>> Start PROVIDED MATERIAL

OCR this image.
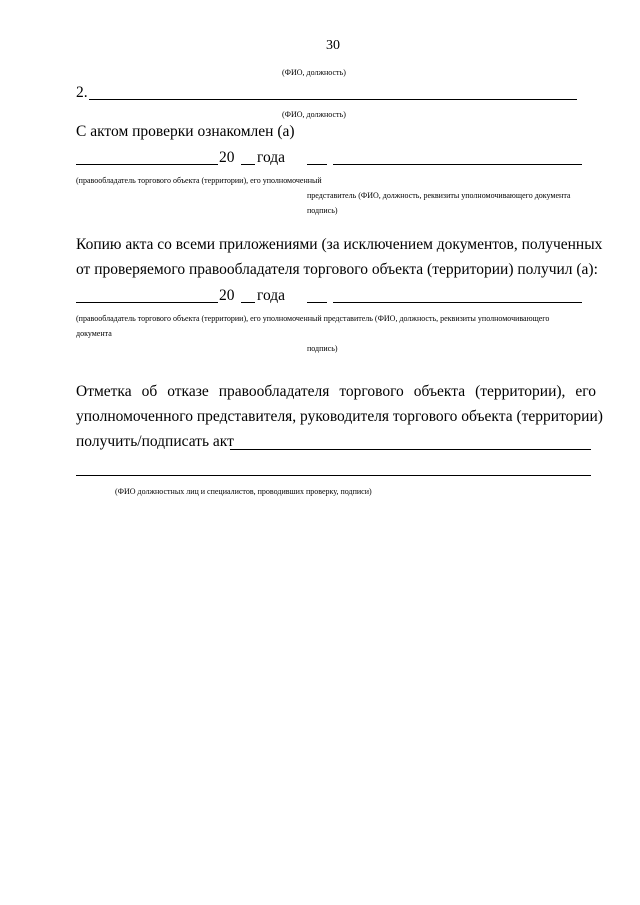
30
(ФИО, должность)
2.
(ФИО, должность)
С актом проверки ознакомлен (а)
20 года
(правообладатель торгового объекта (территории), его уполномоченный
представитель (ФИО, должность, реквизиты уполномочивающего документа
подпись)
Копию акта со всеми приложениями (за исключением документов, полученных
от проверяемого правообладателя торгового объекта (территории) получил (а):
20 года
(правообладатель торгового объекта (территории), его уполномоченный представитель (ФИО, должность, реквизиты уполномочивающего
документа
подпись)
Отметка об отказе правообладателя торгового объекта (территории), его
уполномоченного представителя, руководителя торгового объекта (территории)
получить/подписать акт
(ФИО должностных лиц и специалистов, проводивших проверку, подписи)
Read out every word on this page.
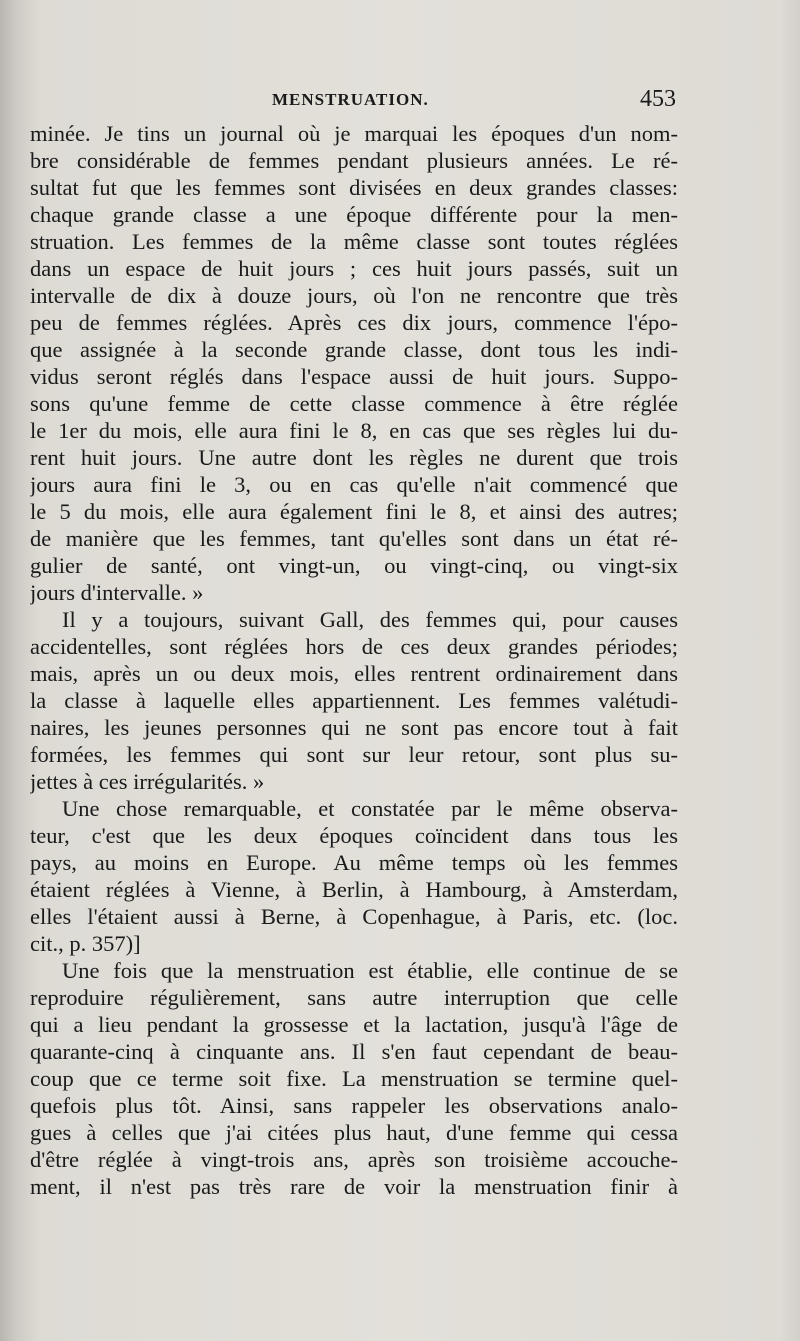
MENSTRUATION.	453
minée. Je tins un journal où je marquai les époques d'un nom-
bre considérable de femmes pendant plusieurs années. Le ré-
sultat fut que les femmes sont divisées en deux grandes classes:
chaque grande classe a une époque différente pour la men-
struation. Les femmes de la même classe sont toutes réglées
dans un espace de huit jours ; ces huit jours passés, suit un
intervalle de dix à douze jours, où l'on ne rencontre que très
peu de femmes réglées. Après ces dix jours, commence l'épo-
que assignée à la seconde grande classe, dont tous les indi-
vidus seront réglés dans l'espace aussi de huit jours. Suppo-
sons qu'une femme de cette classe commence à être réglée
le 1er du mois, elle aura fini le 8, en cas que ses règles lui du-
rent huit jours. Une autre dont les règles ne durent que trois
jours aura fini le 3, ou en cas qu'elle n'ait commencé que
le 5 du mois, elle aura également fini le 8, et ainsi des autres;
de manière que les femmes, tant qu'elles sont dans un état ré-
gulier de santé, ont vingt-un, ou vingt-cinq, ou vingt-six
jours d'intervalle. »
Il y a toujours, suivant Gall, des femmes qui, pour causes
accidentelles, sont réglées hors de ces deux grandes périodes;
mais, après un ou deux mois, elles rentrent ordinairement dans
la classe à laquelle elles appartiennent. Les femmes valétudi-
naires, les jeunes personnes qui ne sont pas encore tout à fait
formées, les femmes qui sont sur leur retour, sont plus su-
jettes à ces irrégularités. »
Une chose remarquable, et constatée par le même observa-
teur, c'est que les deux époques coïncident dans tous les
pays, au moins en Europe. Au même temps où les femmes
étaient réglées à Vienne, à Berlin, à Hambourg, à Amsterdam,
elles l'étaient aussi à Berne, à Copenhague, à Paris, etc. (loc.
cit., p. 357)]
Une fois que la menstruation est établie, elle continue de se
reproduire régulièrement, sans autre interruption que celle
qui a lieu pendant la grossesse et la lactation, jusqu'à l'âge de
quarante-cinq à cinquante ans. Il s'en faut cependant de beau-
coup que ce terme soit fixe. La menstruation se termine quel-
quefois plus tôt. Ainsi, sans rappeler les observations analo-
gues à celles que j'ai citées plus haut, d'une femme qui cessa
d'être réglée à vingt-trois ans, après son troisième accouche-
ment, il n'est pas très rare de voir la menstruation finir à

>> End PROVIDED MATERIAL

REQUIRED WORK: Copy all the lines of data exactly as they appear, dropping any images.

COMPLETE ANSWER:
OCR this image.
30
(ФИО, должность)
2.
(ФИО, должность)
С актом проверки ознакомлен (а)
20 года
(правообладатель торгового объекта (территории), его уполномоченный
представитель (ФИО, должность, реквизиты уполномочивающего документа
подпись)
Копию акта со всеми приложениями (за исключением документов, полученных
от проверяемого правообладателя торгового объекта (территории) получил (а):
20 года
(правообладатель торгового объекта (территории), его уполномоченный представитель (ФИО, должность, реквизиты уполномочивающего
документа
подпись)
Отметка об отказе правообладателя торгового объекта (территории), его
уполномоченного представителя, руководителя торгового объекта (территории)
получить/подписать акт
(ФИО должностных лиц и специалистов, проводивших проверку, подписи)
Read out every word on this page.
MENSTRUATION.	453
minée. Je tins un journal où je marquai les époques d'un nom-
bre considérable de femmes pendant plusieurs années. Le ré-
sultat fut que les femmes sont divisées en deux grandes classes:
chaque grande classe a une époque différente pour la men-
struation. Les femmes de la même classe sont toutes réglées
dans un espace de huit jours ; ces huit jours passés, suit un
intervalle de dix à douze jours, où l'on ne rencontre que très
peu de femmes réglées. Après ces dix jours, commence l'épo-
que assignée à la seconde grande classe, dont tous les indi-
vidus seront réglés dans l'espace aussi de huit jours. Suppo-
sons qu'une femme de cette classe commence à être réglée
le 1er du mois, elle aura fini le 8, en cas que ses règles lui du-
rent huit jours. Une autre dont les règles ne durent que trois
jours aura fini le 3, ou en cas qu'elle n'ait commencé que
le 5 du mois, elle aura également fini le 8, et ainsi des autres;
de manière que les femmes, tant qu'elles sont dans un état ré-
gulier de santé, ont vingt-un, ou vingt-cinq, ou vingt-six
jours d'intervalle. »
Il y a toujours, suivant Gall, des femmes qui, pour causes
accidentelles, sont réglées hors de ces deux grandes périodes;
mais, après un ou deux mois, elles rentrent ordinairement dans
la classe à laquelle elles appartiennent. Les femmes valétudi-
naires, les jeunes personnes qui ne sont pas encore tout à fait
formées, les femmes qui sont sur leur retour, sont plus su-
jettes à ces irrégularités. »
Une chose remarquable, et constatée par le même observa-
teur, c'est que les deux époques coïncident dans tous les
pays, au moins en Europe. Au même temps où les femmes
étaient réglées à Vienne, à Berlin, à Hambourg, à Amsterdam,
elles l'étaient aussi à Berne, à Copenhague, à Paris, etc. (loc.
cit., p. 357)]
Une fois que la menstruation est établie, elle continue de se
reproduire régulièrement, sans autre interruption que celle
qui a lieu pendant la grossesse et la lactation, jusqu'à l'âge de
quarante-cinq à cinquante ans. Il s'en faut cependant de beau-
coup que ce terme soit fixe. La menstruation se termine quel-
quefois plus tôt. Ainsi, sans rappeler les observations analo-
gues à celles que j'ai citées plus haut, d'une femme qui cessa
d'être réglée à vingt-trois ans, après son troisième accouche-
ment, il n'est pas très rare de voir la menstruation finir à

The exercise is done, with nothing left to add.